## Start The records
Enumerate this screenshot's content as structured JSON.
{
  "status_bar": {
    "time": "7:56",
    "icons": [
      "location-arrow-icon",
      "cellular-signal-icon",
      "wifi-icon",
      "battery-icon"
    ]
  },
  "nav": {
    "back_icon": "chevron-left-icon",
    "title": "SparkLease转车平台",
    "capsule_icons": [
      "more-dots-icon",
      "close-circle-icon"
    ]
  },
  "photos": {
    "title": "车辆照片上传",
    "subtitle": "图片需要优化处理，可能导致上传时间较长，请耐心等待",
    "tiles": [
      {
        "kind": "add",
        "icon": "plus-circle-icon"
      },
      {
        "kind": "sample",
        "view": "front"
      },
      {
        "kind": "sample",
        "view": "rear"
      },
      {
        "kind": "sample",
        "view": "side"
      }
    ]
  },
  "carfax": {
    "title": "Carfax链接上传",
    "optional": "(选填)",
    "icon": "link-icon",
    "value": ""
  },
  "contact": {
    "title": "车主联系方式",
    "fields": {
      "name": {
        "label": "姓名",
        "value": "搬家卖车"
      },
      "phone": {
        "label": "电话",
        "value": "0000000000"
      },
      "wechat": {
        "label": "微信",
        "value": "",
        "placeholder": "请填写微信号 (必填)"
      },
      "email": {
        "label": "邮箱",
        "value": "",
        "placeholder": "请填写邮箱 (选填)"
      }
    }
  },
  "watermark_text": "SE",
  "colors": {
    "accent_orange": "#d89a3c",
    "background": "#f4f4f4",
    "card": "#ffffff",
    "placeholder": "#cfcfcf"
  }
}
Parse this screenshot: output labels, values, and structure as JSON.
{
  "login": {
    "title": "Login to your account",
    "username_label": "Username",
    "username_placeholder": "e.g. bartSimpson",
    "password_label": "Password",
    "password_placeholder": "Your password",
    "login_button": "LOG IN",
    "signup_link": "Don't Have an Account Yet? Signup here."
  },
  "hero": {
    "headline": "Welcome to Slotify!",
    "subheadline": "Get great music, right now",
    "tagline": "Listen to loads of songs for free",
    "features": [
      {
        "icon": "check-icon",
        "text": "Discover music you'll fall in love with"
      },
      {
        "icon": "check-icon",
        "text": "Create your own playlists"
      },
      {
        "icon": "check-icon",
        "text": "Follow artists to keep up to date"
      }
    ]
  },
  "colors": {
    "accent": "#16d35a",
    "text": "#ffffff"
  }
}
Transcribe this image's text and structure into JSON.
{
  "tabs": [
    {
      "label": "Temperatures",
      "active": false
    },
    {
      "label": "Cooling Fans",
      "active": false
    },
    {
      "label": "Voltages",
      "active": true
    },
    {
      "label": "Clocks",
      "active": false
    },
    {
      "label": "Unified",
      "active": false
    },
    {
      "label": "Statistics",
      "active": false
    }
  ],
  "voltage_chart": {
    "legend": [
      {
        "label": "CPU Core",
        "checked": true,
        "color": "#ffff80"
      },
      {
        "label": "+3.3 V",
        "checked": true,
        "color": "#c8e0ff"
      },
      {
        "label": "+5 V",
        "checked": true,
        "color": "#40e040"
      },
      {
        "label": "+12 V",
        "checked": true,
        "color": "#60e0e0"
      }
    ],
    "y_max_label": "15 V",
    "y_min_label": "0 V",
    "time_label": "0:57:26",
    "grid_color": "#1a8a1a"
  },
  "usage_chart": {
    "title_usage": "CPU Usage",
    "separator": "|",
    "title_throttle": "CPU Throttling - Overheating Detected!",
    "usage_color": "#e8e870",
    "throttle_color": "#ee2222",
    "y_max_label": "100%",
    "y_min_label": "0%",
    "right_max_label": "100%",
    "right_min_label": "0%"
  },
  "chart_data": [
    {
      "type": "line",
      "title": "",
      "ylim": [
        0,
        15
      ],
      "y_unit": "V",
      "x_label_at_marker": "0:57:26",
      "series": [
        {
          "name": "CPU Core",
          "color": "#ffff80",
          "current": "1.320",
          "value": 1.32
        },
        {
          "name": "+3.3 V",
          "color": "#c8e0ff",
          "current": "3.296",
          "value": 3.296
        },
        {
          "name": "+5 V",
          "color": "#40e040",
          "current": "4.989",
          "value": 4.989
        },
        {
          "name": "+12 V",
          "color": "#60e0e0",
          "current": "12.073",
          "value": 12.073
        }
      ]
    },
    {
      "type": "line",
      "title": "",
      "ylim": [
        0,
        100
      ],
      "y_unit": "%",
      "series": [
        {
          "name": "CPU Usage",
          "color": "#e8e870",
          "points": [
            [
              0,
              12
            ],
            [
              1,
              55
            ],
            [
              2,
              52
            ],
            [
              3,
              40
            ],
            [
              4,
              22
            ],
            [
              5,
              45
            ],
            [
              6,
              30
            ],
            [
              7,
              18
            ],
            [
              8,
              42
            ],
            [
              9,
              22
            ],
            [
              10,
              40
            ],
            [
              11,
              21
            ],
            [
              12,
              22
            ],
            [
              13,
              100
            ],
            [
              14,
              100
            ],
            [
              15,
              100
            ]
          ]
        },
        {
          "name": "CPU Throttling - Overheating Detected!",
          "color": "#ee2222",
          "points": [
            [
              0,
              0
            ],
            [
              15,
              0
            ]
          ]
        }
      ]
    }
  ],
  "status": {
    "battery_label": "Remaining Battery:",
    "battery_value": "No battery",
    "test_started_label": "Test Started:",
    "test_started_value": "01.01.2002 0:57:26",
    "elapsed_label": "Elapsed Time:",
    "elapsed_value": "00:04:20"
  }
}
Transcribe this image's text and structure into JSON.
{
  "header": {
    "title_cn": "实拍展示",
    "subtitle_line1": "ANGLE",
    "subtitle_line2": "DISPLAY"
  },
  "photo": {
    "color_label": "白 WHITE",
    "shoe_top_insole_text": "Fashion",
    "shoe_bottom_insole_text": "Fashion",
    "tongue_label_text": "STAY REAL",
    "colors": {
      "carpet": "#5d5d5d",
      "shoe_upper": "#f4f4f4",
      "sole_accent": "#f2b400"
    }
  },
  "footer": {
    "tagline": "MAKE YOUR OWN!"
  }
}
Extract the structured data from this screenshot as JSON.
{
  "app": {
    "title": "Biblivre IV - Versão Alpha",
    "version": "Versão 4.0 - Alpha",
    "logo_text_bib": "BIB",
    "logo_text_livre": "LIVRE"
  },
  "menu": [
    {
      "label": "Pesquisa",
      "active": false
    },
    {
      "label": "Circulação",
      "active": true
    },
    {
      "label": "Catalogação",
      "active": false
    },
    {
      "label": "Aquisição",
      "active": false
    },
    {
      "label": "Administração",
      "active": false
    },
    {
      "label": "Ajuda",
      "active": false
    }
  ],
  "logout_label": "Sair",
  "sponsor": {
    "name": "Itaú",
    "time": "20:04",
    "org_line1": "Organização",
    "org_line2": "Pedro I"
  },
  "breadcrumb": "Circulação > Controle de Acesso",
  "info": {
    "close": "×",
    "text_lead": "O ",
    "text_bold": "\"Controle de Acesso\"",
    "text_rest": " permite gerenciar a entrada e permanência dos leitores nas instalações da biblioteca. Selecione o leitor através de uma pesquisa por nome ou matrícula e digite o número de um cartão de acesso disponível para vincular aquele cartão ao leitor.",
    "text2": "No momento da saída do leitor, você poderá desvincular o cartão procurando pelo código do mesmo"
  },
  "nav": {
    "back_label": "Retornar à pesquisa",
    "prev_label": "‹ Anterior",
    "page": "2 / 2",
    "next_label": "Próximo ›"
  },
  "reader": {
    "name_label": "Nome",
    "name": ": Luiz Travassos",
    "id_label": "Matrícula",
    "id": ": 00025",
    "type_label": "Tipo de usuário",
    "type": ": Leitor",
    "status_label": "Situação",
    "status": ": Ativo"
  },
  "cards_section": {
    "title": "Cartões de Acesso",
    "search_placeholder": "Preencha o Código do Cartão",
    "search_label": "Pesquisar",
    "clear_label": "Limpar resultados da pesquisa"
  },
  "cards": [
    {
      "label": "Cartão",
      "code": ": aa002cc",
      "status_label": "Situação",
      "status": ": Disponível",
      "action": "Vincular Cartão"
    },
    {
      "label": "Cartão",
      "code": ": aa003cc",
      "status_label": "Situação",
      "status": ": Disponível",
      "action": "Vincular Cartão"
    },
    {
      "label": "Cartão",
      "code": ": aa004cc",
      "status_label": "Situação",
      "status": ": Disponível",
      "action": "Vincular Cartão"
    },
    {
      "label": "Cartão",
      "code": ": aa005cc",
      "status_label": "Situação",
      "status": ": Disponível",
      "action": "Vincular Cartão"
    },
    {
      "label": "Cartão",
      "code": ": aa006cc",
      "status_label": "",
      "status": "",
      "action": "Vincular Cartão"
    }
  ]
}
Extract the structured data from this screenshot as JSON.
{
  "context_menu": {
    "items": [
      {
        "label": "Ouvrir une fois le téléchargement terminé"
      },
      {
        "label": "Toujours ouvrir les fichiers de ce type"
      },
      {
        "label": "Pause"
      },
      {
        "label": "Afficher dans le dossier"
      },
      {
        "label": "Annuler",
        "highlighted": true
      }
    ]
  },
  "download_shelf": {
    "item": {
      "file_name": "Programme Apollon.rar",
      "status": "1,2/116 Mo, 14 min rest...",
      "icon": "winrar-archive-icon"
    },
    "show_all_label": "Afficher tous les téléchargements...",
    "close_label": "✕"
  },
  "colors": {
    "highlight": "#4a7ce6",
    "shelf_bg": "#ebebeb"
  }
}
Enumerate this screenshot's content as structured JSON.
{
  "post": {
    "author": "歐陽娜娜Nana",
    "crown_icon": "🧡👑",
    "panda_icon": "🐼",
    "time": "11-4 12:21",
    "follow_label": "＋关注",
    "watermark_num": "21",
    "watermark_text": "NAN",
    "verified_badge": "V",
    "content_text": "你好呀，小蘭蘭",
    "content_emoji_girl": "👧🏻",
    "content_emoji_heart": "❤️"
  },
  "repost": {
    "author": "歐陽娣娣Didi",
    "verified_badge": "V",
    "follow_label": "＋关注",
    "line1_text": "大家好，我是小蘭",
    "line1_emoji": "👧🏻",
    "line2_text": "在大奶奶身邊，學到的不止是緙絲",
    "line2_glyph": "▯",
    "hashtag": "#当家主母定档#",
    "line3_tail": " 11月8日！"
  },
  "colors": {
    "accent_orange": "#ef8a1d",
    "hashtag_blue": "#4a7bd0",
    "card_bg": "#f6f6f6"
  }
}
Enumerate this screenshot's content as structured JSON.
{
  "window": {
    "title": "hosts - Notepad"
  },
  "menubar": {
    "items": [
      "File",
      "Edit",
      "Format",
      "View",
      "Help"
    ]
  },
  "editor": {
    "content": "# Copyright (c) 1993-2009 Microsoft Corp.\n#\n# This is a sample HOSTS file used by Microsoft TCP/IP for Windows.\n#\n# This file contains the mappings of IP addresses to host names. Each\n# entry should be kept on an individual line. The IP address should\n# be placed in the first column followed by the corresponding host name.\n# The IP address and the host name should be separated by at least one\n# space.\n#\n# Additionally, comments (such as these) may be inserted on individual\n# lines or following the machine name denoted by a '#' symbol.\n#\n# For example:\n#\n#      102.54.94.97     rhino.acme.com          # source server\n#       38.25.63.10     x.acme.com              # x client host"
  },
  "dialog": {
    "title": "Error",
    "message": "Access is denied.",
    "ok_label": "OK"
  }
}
## End The records
→ Exercise aim: Out of the material above, select every line that holds the string "tagline".

→ Problem solution:
    "tagline": "Listen to loads of songs for free",
    "tagline": "MAKE YOUR OWN!"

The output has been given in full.